* **Your instructions**
Print every line of the listing exactly, please.

— BEGIN Provided entries —

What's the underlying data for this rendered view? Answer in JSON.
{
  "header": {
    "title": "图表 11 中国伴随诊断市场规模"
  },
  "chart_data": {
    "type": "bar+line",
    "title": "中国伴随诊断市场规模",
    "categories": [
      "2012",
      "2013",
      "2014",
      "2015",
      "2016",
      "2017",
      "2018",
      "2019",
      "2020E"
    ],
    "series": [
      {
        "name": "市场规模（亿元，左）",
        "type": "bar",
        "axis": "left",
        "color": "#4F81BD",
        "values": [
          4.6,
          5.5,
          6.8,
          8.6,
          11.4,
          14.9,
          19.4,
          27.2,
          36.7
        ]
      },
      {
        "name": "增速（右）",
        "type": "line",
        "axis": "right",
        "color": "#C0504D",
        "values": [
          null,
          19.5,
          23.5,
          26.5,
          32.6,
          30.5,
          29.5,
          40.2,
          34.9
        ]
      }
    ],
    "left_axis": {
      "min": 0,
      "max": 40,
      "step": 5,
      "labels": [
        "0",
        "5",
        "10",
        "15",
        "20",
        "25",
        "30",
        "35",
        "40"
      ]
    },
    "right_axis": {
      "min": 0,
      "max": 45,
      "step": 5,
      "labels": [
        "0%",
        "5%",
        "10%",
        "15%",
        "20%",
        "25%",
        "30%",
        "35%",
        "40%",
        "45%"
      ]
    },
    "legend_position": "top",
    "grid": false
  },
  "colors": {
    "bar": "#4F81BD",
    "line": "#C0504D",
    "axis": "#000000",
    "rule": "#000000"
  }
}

— END Provided entries —

* **Exercise output**
What's the underlying data for this rendered view? Answer in JSON.
{
  "header": {
    "title": "图表 11 中国伴随诊断市场规模"
  },
  "chart_data": {
    "type": "bar+line",
    "title": "中国伴随诊断市场规模",
    "categories": [
      "2012",
      "2013",
      "2014",
      "2015",
      "2016",
      "2017",
      "2018",
      "2019",
      "2020E"
    ],
    "series": [
      {
        "name": "市场规模（亿元，左）",
        "type": "bar",
        "axis": "left",
        "color": "#4F81BD",
        "values": [
          4.6,
          5.5,
          6.8,
          8.6,
          11.4,
          14.9,
          19.4,
          27.2,
          36.7
        ]
      },
      {
        "name": "增速（右）",
        "type": "line",
        "axis": "right",
        "color": "#C0504D",
        "values": [
          null,
          19.5,
          23.5,
          26.5,
          32.6,
          30.5,
          29.5,
          40.2,
          34.9
        ]
      }
    ],
    "left_axis": {
      "min": 0,
      "max": 40,
      "step": 5,
      "labels": [
        "0",
        "5",
        "10",
        "15",
        "20",
        "25",
        "30",
        "35",
        "40"
      ]
    },
    "right_axis": {
      "min": 0,
      "max": 45,
      "step": 5,
      "labels": [
        "0%",
        "5%",
        "10%",
        "15%",
        "20%",
        "25%",
        "30%",
        "35%",
        "40%",
        "45%"
      ]
    },
    "legend_position": "top",
    "grid": false
  },
  "colors": {
    "bar": "#4F81BD",
    "line": "#C0504D",
    "axis": "#000000",
    "rule": "#000000"
  }
}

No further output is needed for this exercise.